WHAT IS NEEDED –
Will you give the material below again, every line exactly as it is?

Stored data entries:
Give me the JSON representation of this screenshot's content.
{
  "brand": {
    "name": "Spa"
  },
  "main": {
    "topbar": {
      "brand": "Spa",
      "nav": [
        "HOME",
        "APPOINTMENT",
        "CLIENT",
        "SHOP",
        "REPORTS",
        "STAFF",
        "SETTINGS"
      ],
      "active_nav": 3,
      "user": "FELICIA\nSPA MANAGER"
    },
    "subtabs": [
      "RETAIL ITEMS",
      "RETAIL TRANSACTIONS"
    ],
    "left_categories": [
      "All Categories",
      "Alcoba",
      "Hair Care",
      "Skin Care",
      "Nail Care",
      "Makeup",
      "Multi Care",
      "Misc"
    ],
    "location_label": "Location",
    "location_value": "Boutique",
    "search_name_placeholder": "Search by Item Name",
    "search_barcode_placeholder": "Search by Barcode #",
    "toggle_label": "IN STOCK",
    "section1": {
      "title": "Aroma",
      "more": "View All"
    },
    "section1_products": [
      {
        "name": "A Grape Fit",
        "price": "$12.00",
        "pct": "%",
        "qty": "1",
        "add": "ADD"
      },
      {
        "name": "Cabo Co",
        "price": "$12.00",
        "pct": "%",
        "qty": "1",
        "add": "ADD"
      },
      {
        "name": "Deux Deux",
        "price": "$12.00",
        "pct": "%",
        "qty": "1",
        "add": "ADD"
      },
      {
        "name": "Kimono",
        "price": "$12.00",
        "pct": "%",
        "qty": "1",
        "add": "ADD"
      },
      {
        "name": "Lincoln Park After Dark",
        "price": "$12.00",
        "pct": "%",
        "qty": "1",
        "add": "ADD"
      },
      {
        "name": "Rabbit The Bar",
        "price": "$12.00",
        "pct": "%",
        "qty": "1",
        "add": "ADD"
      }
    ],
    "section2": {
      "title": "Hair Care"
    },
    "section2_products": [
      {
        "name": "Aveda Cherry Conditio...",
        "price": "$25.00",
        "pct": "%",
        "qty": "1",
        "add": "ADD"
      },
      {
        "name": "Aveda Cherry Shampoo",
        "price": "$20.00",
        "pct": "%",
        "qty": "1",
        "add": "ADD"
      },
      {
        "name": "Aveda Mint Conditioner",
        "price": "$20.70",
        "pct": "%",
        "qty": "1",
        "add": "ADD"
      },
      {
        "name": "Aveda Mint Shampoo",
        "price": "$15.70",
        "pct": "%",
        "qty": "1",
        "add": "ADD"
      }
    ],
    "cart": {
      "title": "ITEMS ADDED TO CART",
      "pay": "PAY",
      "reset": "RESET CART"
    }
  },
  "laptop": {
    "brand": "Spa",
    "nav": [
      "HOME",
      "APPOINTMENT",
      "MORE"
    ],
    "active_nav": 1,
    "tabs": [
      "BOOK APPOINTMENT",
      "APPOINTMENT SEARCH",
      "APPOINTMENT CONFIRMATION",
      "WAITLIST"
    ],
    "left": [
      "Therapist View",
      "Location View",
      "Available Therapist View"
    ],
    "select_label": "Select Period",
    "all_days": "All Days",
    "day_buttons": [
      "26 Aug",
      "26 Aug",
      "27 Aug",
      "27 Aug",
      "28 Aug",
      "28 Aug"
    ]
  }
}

EXERCISE RESULT –
Give me the JSON representation of this screenshot's content.
{
  "brand": {
    "name": "Spa"
  },
  "main": {
    "topbar": {
      "brand": "Spa",
      "nav": [
        "HOME",
        "APPOINTMENT",
        "CLIENT",
        "SHOP",
        "REPORTS",
        "STAFF",
        "SETTINGS"
      ],
      "active_nav": 3,
      "user": "FELICIA\nSPA MANAGER"
    },
    "subtabs": [
      "RETAIL ITEMS",
      "RETAIL TRANSACTIONS"
    ],
    "left_categories": [
      "All Categories",
      "Alcoba",
      "Hair Care",
      "Skin Care",
      "Nail Care",
      "Makeup",
      "Multi Care",
      "Misc"
    ],
    "location_label": "Location",
    "location_value": "Boutique",
    "search_name_placeholder": "Search by Item Name",
    "search_barcode_placeholder": "Search by Barcode #",
    "toggle_label": "IN STOCK",
    "section1": {
      "title": "Aroma",
      "more": "View All"
    },
    "section1_products": [
      {
        "name": "A Grape Fit",
        "price": "$12.00",
        "pct": "%",
        "qty": "1",
        "add": "ADD"
      },
      {
        "name": "Cabo Co",
        "price": "$12.00",
        "pct": "%",
        "qty": "1",
        "add": "ADD"
      },
      {
        "name": "Deux Deux",
        "price": "$12.00",
        "pct": "%",
        "qty": "1",
        "add": "ADD"
      },
      {
        "name": "Kimono",
        "price": "$12.00",
        "pct": "%",
        "qty": "1",
        "add": "ADD"
      },
      {
        "name": "Lincoln Park After Dark",
        "price": "$12.00",
        "pct": "%",
        "qty": "1",
        "add": "ADD"
      },
      {
        "name": "Rabbit The Bar",
        "price": "$12.00",
        "pct": "%",
        "qty": "1",
        "add": "ADD"
      }
    ],
    "section2": {
      "title": "Hair Care"
    },
    "section2_products": [
      {
        "name": "Aveda Cherry Conditio...",
        "price": "$25.00",
        "pct": "%",
        "qty": "1",
        "add": "ADD"
      },
      {
        "name": "Aveda Cherry Shampoo",
        "price": "$20.00",
        "pct": "%",
        "qty": "1",
        "add": "ADD"
      },
      {
        "name": "Aveda Mint Conditioner",
        "price": "$20.70",
        "pct": "%",
        "qty": "1",
        "add": "ADD"
      },
      {
        "name": "Aveda Mint Shampoo",
        "price": "$15.70",
        "pct": "%",
        "qty": "1",
        "add": "ADD"
      }
    ],
    "cart": {
      "title": "ITEMS ADDED TO CART",
      "pay": "PAY",
      "reset": "RESET CART"
    }
  },
  "laptop": {
    "brand": "Spa",
    "nav": [
      "HOME",
      "APPOINTMENT",
      "MORE"
    ],
    "active_nav": 1,
    "tabs": [
      "BOOK APPOINTMENT",
      "APPOINTMENT SEARCH",
      "APPOINTMENT CONFIRMATION",
      "WAITLIST"
    ],
    "left": [
      "Therapist View",
      "Location View",
      "Available Therapist View"
    ],
    "select_label": "Select Period",
    "all_days": "All Days",
    "day_buttons": [
      "26 Aug",
      "26 Aug",
      "27 Aug",
      "27 Aug",
      "28 Aug",
      "28 Aug"
    ]
  }
}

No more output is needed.